Data extracted from a collection
────────
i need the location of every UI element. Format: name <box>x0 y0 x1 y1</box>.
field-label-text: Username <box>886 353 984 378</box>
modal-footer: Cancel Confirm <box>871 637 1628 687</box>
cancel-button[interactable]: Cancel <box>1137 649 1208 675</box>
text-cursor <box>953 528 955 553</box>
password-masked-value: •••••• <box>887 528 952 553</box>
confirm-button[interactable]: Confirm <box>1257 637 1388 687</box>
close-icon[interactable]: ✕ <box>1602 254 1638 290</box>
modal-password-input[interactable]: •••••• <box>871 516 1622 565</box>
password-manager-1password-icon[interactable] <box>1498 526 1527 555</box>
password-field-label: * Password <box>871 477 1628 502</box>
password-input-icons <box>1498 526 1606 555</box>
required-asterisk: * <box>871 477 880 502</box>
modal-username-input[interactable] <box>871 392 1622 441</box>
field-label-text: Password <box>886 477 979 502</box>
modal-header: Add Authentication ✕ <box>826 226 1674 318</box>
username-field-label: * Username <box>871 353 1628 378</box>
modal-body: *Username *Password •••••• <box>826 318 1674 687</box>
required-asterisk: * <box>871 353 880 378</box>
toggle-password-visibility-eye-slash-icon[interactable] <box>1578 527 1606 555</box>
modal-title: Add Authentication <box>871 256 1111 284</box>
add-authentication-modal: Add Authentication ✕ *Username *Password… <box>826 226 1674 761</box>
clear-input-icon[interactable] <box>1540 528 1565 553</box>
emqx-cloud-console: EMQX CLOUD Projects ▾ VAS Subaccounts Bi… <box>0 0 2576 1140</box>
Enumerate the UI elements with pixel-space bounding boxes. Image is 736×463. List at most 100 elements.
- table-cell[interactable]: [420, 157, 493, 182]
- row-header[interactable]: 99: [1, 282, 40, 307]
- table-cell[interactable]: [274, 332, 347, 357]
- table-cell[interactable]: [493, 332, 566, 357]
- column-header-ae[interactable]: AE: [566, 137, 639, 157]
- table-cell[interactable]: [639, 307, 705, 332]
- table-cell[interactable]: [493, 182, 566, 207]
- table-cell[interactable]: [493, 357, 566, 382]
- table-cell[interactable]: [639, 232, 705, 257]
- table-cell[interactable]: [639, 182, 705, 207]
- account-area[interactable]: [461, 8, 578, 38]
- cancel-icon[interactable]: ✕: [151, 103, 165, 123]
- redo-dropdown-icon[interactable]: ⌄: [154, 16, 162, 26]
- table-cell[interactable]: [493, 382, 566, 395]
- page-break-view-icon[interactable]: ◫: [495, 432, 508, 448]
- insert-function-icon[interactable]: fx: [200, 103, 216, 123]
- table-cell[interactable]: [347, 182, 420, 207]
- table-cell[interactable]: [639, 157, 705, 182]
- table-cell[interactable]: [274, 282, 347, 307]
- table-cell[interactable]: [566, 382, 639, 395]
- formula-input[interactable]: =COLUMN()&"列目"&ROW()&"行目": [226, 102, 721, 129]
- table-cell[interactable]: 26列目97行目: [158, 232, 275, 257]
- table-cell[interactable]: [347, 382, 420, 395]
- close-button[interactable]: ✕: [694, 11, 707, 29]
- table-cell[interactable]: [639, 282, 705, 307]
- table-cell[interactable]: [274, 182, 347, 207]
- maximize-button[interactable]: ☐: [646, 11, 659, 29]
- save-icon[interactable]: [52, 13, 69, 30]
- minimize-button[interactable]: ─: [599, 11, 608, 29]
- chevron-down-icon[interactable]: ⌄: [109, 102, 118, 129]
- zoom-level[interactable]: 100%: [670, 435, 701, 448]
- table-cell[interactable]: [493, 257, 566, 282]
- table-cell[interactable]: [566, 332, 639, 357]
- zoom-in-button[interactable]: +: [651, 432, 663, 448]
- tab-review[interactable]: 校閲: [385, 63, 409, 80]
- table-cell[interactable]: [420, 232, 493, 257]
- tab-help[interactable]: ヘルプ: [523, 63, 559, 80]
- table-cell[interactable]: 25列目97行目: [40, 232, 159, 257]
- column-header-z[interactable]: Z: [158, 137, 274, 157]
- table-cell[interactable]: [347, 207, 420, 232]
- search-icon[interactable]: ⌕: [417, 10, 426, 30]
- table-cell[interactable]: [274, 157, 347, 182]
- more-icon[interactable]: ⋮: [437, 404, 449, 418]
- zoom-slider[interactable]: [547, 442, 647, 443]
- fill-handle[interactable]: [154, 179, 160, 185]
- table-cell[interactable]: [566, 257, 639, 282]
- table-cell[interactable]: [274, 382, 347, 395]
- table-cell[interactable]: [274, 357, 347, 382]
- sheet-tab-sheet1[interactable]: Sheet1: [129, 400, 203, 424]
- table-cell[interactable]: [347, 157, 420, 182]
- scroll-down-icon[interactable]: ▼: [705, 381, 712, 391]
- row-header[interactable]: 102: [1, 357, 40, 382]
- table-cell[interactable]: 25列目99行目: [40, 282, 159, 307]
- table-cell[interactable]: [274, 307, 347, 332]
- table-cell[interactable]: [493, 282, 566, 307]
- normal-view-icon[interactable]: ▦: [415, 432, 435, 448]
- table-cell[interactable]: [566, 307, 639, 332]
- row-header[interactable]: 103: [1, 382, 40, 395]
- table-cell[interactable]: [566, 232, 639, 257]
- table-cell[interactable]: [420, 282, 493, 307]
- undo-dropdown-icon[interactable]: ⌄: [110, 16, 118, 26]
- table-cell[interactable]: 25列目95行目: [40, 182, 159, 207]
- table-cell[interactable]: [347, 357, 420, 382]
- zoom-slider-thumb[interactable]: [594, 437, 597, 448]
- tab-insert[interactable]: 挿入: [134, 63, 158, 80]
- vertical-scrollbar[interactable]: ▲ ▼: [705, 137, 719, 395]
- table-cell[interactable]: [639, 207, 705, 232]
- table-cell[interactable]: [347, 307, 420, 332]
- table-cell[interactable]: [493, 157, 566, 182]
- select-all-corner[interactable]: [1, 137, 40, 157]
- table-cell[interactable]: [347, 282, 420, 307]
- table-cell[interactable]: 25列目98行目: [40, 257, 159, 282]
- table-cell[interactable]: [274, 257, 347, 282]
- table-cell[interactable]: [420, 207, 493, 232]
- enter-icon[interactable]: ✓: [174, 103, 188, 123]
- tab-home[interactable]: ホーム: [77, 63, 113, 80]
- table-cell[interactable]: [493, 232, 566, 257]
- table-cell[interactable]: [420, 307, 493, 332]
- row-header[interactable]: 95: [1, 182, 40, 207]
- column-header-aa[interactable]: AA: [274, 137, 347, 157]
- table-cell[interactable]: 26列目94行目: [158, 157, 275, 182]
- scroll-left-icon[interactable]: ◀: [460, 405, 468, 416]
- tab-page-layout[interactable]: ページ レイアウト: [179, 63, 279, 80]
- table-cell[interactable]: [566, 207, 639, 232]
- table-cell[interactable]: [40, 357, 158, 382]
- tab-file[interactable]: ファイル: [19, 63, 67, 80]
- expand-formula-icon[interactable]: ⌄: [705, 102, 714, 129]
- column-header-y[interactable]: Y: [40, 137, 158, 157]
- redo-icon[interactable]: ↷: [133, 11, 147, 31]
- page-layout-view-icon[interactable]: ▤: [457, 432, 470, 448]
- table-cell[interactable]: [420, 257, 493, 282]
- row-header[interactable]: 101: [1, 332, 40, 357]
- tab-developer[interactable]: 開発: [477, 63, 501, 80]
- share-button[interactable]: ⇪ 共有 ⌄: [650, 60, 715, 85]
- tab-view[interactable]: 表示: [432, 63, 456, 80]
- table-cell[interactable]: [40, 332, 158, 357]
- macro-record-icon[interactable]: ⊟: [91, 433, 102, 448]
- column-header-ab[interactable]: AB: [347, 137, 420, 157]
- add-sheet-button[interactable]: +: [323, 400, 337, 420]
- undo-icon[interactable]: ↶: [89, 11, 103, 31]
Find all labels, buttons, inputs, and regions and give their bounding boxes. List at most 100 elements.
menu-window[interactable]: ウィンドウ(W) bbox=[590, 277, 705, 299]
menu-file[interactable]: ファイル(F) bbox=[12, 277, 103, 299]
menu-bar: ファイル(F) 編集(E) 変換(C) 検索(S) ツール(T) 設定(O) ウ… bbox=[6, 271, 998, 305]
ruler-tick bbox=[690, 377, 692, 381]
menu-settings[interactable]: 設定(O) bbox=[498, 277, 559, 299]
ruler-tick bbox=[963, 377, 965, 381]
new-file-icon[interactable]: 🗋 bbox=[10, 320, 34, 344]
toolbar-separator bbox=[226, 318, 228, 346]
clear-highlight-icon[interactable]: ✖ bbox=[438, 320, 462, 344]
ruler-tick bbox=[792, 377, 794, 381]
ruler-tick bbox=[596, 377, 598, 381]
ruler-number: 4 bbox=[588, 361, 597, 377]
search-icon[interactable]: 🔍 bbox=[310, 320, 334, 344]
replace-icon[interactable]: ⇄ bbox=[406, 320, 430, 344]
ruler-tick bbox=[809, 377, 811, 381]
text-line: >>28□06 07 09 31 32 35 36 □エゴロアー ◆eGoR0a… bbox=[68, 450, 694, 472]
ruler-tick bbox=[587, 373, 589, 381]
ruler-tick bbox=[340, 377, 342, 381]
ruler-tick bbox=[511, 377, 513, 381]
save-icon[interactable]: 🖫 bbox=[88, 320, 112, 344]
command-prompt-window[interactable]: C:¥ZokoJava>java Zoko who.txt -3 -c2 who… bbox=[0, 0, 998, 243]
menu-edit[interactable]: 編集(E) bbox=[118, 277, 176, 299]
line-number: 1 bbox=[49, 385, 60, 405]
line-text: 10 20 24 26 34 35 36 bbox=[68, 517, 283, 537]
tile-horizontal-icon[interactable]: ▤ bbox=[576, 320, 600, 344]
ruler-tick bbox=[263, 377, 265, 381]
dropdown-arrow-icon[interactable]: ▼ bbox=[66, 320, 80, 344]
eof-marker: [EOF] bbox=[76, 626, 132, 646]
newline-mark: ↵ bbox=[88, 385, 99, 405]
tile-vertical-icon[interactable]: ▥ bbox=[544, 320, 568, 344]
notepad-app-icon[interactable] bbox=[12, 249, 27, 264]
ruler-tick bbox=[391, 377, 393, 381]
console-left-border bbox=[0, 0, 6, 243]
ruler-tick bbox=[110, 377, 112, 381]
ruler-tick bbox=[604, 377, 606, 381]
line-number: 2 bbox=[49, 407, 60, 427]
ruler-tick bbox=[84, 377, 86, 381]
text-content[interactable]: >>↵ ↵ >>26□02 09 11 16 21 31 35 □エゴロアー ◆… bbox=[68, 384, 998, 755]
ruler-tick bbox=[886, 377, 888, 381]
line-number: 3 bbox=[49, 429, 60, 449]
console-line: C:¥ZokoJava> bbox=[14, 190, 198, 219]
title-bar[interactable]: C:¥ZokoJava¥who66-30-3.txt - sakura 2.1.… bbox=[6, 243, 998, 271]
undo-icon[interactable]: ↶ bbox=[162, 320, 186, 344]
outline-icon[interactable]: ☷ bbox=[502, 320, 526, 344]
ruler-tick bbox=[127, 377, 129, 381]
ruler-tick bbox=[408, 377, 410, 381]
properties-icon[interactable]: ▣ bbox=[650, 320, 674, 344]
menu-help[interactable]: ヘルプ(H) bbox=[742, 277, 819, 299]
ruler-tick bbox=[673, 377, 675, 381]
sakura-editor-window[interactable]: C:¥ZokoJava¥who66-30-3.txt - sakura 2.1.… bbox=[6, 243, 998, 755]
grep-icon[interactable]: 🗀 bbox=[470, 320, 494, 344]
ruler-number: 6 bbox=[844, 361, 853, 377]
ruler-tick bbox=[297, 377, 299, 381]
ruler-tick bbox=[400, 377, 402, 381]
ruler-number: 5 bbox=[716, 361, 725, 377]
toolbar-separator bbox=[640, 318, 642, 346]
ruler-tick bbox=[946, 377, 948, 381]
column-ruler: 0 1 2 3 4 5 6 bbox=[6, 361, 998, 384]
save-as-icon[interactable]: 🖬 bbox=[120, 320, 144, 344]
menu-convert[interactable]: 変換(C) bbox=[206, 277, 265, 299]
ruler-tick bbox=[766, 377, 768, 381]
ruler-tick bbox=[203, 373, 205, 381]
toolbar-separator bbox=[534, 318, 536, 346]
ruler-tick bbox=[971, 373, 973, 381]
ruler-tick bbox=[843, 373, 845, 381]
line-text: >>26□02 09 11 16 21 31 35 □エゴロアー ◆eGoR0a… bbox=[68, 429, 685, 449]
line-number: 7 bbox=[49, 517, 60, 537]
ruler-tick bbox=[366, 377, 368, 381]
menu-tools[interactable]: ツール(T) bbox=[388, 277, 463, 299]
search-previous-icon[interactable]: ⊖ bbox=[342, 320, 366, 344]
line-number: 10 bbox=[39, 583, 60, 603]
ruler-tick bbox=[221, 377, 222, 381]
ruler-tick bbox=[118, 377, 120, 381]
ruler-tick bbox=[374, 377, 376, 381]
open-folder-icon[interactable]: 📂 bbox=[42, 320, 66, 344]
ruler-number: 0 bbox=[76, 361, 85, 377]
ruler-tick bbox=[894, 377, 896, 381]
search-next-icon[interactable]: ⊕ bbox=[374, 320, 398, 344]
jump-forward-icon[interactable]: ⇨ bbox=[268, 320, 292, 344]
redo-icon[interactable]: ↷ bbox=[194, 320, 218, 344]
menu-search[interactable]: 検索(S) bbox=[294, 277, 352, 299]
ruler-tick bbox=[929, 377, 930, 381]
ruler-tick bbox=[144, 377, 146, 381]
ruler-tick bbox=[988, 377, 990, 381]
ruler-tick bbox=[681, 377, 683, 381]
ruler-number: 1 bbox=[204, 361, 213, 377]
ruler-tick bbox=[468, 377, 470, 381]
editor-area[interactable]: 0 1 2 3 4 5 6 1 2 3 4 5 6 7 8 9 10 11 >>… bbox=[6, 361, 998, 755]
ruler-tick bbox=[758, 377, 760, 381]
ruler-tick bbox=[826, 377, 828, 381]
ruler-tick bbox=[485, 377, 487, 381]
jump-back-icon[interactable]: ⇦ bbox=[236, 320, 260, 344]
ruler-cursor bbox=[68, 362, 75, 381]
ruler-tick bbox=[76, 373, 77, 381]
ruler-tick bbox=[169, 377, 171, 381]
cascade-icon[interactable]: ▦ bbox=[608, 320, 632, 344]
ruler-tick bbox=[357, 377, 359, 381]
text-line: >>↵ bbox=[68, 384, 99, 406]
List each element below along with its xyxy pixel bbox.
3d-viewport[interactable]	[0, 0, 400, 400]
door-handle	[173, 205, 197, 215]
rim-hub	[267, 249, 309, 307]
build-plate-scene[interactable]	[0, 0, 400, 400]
────────
What is asked ▸
Reproduce everything from the start of the records down to the line containing "modal-header: Add Authentication", including that line.

Response to this exercise ▸
i need the location of every UI element. Format: name <box>x0 y0 x1 y1</box>.
field-label-text: Username <box>886 353 984 378</box>
modal-footer: Cancel Confirm <box>871 637 1628 687</box>
cancel-button[interactable]: Cancel <box>1137 649 1208 675</box>
text-cursor <box>953 528 955 553</box>
password-masked-value: •••••• <box>887 528 952 553</box>
confirm-button[interactable]: Confirm <box>1257 637 1388 687</box>
close-icon[interactable]: ✕ <box>1602 254 1638 290</box>
modal-password-input[interactable]: •••••• <box>871 516 1622 565</box>
password-manager-1password-icon[interactable] <box>1498 526 1527 555</box>
password-field-label: * Password <box>871 477 1628 502</box>
password-input-icons <box>1498 526 1606 555</box>
required-asterisk: * <box>871 477 880 502</box>
modal-username-input[interactable] <box>871 392 1622 441</box>
field-label-text: Password <box>886 477 979 502</box>
modal-header: Add Authentication ✕ <box>826 226 1674 318</box>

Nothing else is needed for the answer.